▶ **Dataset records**

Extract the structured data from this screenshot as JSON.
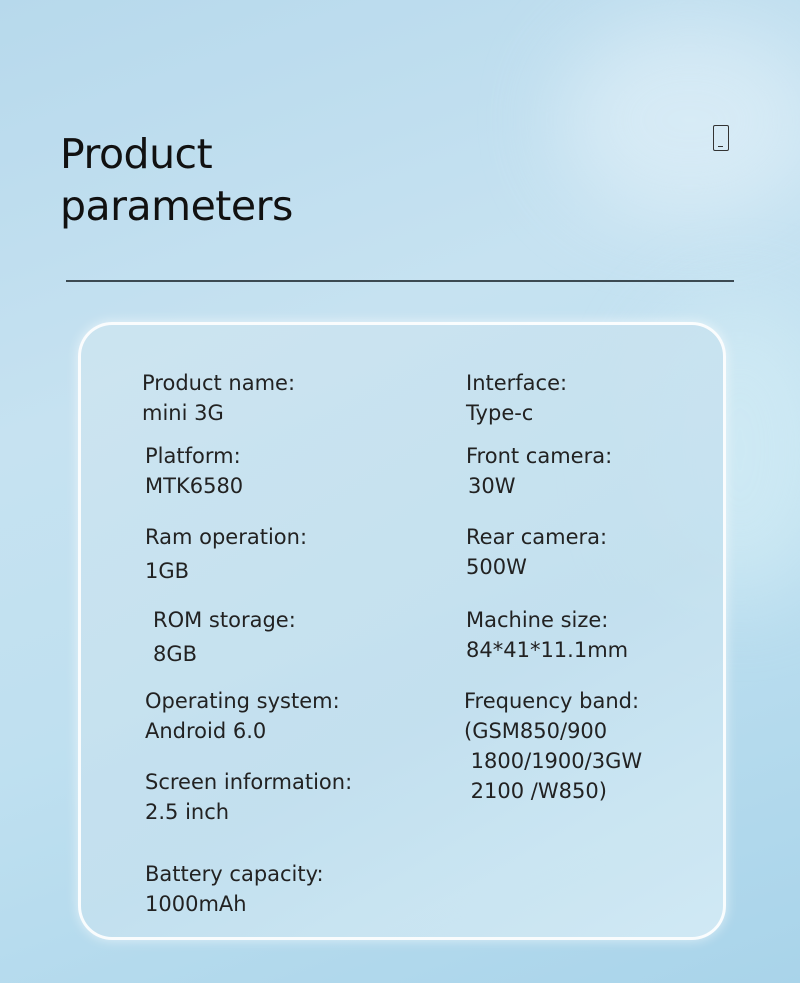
{
  "title": {
    "line1": "Product",
    "line2": "parameters"
  },
  "icon": "phone-icon",
  "specs_left": [
    {
      "key": "product-name",
      "label": "Product name:",
      "value": "mini 3G"
    },
    {
      "key": "platform",
      "label": "Platform:",
      "value": "MTK6580"
    },
    {
      "key": "ram",
      "label": "Ram operation:",
      "value": "1GB"
    },
    {
      "key": "rom",
      "label": "ROM storage:",
      "value": "8GB"
    },
    {
      "key": "os",
      "label": "Operating system:",
      "value": "Android 6.0"
    },
    {
      "key": "screen",
      "label": "Screen information:",
      "value": "2.5 inch"
    },
    {
      "key": "battery",
      "label": "Battery capacity:",
      "value": "1000mAh"
    }
  ],
  "specs_right": [
    {
      "key": "interface",
      "label": "Interface:",
      "value": "Type-c"
    },
    {
      "key": "front-camera",
      "label": "Front camera:",
      "value": "30W"
    },
    {
      "key": "rear-camera",
      "label": "Rear camera:",
      "value": "500W"
    },
    {
      "key": "machine-size",
      "label": "Machine size:",
      "value": "84*41*11.1mm"
    },
    {
      "key": "frequency-band",
      "label": "Frequency band:",
      "value": "(GSM850/900",
      "value2": " 1800/1900/3GW",
      "value3": " 2100 /W850)"
    }
  ]
}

▶ **Given request**
Transcribe every entry word for word, but omit the pictures.

▶ **Task response**
Extract the structured data from this screenshot as JSON.
{
  "title": {
    "line1": "Product",
    "line2": "parameters"
  },
  "icon": "phone-icon",
  "specs_left": [
    {
      "key": "product-name",
      "label": "Product name:",
      "value": "mini 3G"
    },
    {
      "key": "platform",
      "label": "Platform:",
      "value": "MTK6580"
    },
    {
      "key": "ram",
      "label": "Ram operation:",
      "value": "1GB"
    },
    {
      "key": "rom",
      "label": "ROM storage:",
      "value": "8GB"
    },
    {
      "key": "os",
      "label": "Operating system:",
      "value": "Android 6.0"
    },
    {
      "key": "screen",
      "label": "Screen information:",
      "value": "2.5 inch"
    },
    {
      "key": "battery",
      "label": "Battery capacity:",
      "value": "1000mAh"
    }
  ],
  "specs_right": [
    {
      "key": "interface",
      "label": "Interface:",
      "value": "Type-c"
    },
    {
      "key": "front-camera",
      "label": "Front camera:",
      "value": "30W"
    },
    {
      "key": "rear-camera",
      "label": "Rear camera:",
      "value": "500W"
    },
    {
      "key": "machine-size",
      "label": "Machine size:",
      "value": "84*41*11.1mm"
    },
    {
      "key": "frequency-band",
      "label": "Frequency band:",
      "value": "(GSM850/900",
      "value2": " 1800/1900/3GW",
      "value3": " 2100 /W850)"
    }
  ]
}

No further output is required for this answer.